◆ ENTRADAS DE DATOS:
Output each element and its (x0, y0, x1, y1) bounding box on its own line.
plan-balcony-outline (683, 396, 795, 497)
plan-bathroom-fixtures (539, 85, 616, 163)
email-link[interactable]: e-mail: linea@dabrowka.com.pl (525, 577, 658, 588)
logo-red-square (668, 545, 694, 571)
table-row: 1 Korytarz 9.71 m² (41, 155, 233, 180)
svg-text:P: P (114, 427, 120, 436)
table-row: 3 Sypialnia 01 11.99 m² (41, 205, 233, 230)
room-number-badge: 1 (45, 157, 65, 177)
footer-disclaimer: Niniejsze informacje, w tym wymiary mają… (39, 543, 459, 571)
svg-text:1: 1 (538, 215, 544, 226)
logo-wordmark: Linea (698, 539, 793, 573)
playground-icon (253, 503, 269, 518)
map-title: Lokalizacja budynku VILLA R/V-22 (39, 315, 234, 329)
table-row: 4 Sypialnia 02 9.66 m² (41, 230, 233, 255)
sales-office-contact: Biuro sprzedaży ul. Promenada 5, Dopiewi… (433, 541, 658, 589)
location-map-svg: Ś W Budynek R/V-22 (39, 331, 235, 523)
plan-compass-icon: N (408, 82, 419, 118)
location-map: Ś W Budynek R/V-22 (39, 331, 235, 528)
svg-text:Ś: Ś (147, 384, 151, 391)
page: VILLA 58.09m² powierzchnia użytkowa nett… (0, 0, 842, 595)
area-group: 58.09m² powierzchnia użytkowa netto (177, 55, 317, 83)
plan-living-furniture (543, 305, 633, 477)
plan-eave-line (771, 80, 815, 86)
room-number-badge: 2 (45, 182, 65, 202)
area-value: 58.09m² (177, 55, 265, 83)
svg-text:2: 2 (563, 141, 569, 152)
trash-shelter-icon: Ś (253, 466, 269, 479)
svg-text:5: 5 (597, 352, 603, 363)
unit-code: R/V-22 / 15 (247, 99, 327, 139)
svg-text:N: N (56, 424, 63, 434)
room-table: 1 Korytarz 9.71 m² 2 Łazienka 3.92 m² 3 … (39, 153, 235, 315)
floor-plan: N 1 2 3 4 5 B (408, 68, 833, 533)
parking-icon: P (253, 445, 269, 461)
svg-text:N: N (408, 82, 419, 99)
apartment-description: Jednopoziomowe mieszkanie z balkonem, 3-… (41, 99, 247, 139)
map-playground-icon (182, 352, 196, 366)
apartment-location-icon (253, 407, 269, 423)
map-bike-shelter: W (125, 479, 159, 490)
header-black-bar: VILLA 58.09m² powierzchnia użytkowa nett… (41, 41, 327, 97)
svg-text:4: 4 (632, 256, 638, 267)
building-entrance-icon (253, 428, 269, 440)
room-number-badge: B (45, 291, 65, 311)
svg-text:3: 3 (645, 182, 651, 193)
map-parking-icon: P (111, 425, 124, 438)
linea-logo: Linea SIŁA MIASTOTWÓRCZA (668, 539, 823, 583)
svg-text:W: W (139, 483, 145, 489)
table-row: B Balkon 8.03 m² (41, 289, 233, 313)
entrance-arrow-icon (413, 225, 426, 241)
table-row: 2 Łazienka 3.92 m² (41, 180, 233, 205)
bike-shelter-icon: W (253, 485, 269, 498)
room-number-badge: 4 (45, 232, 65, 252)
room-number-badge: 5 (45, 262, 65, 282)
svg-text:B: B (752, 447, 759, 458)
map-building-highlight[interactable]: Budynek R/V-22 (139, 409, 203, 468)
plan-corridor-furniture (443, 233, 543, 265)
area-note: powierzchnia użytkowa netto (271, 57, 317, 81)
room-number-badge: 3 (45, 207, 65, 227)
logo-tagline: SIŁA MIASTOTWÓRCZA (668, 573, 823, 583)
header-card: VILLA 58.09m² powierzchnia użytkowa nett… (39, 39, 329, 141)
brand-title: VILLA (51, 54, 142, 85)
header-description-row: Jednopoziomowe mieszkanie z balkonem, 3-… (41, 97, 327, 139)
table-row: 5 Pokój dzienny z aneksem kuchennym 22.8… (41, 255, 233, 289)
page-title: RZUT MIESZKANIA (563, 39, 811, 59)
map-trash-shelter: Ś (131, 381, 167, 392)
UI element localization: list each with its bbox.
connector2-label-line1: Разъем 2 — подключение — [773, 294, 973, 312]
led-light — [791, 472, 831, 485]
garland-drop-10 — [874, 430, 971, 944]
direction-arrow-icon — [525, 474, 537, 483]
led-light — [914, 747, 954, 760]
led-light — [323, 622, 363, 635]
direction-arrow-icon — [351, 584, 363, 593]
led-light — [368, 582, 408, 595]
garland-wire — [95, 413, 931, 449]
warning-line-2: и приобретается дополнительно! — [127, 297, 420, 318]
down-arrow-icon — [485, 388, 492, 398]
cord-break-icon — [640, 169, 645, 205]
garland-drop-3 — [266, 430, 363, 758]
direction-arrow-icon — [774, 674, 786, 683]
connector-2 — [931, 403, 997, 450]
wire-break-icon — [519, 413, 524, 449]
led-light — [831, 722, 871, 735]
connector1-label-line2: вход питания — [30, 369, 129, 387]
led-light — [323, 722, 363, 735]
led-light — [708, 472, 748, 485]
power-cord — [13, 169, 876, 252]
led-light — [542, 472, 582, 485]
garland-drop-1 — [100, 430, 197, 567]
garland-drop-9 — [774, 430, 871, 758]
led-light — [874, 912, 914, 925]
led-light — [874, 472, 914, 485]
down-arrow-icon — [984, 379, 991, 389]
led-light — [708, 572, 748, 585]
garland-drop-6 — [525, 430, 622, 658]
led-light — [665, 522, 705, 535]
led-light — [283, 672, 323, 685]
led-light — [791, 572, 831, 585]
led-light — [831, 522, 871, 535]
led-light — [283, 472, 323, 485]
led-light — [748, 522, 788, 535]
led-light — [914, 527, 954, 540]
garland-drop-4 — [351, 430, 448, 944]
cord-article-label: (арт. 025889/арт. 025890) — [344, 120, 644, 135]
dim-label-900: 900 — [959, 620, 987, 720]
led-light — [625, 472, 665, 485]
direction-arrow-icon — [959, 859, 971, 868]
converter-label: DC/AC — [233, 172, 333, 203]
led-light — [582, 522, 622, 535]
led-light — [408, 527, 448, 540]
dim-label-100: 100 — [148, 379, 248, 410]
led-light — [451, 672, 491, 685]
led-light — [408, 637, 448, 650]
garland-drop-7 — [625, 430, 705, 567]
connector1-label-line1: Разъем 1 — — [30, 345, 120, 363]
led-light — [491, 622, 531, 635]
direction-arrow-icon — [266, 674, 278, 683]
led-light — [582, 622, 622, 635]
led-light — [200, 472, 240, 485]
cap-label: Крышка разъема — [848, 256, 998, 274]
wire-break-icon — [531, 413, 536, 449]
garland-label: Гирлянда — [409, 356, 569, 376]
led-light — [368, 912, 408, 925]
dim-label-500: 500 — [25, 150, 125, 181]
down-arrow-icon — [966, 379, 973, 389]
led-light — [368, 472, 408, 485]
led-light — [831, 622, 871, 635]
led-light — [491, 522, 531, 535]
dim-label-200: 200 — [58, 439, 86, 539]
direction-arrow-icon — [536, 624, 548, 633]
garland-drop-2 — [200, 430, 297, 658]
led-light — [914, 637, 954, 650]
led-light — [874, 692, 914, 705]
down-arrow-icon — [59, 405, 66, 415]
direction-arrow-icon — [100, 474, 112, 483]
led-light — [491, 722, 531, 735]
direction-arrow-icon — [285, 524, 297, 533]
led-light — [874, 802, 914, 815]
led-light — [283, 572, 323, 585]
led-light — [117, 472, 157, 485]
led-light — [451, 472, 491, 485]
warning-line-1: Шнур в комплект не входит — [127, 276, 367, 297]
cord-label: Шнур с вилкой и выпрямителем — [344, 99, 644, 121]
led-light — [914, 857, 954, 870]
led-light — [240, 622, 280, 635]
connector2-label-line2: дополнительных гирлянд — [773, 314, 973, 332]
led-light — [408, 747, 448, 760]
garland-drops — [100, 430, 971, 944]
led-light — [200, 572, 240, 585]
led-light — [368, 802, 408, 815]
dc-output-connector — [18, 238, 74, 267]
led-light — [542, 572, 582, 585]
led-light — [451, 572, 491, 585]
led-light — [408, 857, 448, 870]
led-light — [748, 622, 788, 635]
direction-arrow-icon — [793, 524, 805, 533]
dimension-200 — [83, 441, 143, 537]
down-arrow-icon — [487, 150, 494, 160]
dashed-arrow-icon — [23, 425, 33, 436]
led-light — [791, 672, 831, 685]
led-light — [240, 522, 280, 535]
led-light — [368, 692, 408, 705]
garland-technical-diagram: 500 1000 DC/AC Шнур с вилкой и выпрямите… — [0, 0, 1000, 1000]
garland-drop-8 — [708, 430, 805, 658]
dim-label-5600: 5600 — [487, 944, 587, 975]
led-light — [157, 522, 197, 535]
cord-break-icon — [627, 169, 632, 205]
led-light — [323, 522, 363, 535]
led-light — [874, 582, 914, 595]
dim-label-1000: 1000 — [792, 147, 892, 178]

◆ TAREA A REALIZAR:
¿Puedes duplicar, sin cambiar nada, el fragmento del listado que va desde su comienzo hasta la línea que contiene "table-row: 3 Sypialnia", ambos extremos incluidos?

◆ RESPUESTA COMPLETA:
Output each element and its (x0, y0, x1, y1) bounding box on its own line.
plan-balcony-outline (683, 396, 795, 497)
plan-bathroom-fixtures (539, 85, 616, 163)
email-link[interactable]: e-mail: linea@dabrowka.com.pl (525, 577, 658, 588)
logo-red-square (668, 545, 694, 571)
table-row: 1 Korytarz 9.71 m² (41, 155, 233, 180)
svg-text:P: P (114, 427, 120, 436)
table-row: 3 Sypialnia 01 11.99 m² (41, 205, 233, 230)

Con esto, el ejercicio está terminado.